DATA ROWS.
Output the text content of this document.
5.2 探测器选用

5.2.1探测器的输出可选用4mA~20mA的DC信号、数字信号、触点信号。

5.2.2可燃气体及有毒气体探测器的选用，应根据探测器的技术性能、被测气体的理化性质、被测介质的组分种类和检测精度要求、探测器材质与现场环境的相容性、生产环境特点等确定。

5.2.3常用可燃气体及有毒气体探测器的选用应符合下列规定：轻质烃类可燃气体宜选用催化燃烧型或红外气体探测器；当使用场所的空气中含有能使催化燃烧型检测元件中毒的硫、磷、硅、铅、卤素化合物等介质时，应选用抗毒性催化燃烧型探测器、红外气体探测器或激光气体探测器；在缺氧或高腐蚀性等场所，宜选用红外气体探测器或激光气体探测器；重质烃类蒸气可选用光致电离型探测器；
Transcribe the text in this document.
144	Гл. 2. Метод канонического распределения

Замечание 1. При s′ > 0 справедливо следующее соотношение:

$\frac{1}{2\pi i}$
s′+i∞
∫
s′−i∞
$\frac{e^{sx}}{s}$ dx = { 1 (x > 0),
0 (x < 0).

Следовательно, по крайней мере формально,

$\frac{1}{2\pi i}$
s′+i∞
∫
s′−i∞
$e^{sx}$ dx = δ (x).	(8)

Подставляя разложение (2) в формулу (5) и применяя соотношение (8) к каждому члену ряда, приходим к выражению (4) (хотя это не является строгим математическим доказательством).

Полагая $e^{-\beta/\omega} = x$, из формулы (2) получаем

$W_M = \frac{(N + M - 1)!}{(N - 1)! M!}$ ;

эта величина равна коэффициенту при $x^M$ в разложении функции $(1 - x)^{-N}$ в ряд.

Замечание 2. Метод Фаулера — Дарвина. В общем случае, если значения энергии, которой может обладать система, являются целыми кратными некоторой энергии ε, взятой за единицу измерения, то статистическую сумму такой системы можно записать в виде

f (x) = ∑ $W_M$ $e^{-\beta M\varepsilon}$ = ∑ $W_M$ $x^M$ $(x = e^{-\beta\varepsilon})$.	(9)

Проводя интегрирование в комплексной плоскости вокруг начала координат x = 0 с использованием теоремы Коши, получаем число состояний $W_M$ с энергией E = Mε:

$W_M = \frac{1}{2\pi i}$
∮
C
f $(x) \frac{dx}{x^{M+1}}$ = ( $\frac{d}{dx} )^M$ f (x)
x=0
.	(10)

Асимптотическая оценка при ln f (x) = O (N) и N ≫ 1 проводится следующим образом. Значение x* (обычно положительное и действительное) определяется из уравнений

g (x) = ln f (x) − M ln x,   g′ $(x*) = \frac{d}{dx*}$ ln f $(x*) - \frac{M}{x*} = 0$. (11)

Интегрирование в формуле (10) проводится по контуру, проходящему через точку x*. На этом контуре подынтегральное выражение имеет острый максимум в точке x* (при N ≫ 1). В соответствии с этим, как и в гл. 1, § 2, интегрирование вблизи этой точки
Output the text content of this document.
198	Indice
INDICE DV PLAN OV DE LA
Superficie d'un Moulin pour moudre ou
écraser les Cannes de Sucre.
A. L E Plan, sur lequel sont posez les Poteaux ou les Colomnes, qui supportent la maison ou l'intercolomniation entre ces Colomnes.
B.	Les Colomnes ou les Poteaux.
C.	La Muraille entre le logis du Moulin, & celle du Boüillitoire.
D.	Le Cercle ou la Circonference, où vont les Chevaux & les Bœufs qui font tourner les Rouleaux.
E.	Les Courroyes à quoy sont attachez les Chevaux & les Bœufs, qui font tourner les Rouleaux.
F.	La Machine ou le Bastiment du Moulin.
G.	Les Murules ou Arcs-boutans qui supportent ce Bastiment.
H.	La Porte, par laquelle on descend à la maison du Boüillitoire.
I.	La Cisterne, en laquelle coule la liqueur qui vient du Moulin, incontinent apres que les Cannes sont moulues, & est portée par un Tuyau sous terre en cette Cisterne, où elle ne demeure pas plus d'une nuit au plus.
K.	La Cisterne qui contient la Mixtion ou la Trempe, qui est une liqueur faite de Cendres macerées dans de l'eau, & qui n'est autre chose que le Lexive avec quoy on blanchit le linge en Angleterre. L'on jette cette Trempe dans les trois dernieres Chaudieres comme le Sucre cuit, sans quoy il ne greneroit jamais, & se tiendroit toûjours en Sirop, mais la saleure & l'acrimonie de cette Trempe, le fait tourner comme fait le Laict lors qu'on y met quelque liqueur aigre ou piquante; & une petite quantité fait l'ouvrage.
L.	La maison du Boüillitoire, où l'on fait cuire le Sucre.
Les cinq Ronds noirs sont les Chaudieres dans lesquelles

REQUIRED WORK.
Using the records above, find and show each line with the string "quoy".

RESPONSE.
E.	Les Courroyes à quoy sont attachez les Chevaux & les Bœufs, qui font tourner les Rouleaux.
K.	La Cisterne qui contient la Mixtion ou la Trempe, qui est une liqueur faite de Cendres macerées dans de l'eau, & qui n'est autre chose que le Lexive avec quoy on blanchit le linge en Angleterre. L'on jette cette Trempe dans les trois dernieres Chaudieres comme le Sucre cuit, sans quoy il ne greneroit jamais, & se tiendroit toûjours en Sirop, mais la saleure & l'acrimonie de cette Trempe, le fait tourner comme fait le Laict lors qu'on y met quelque liqueur aigre ou piquante; & une petite quantité fait l'ouvrage.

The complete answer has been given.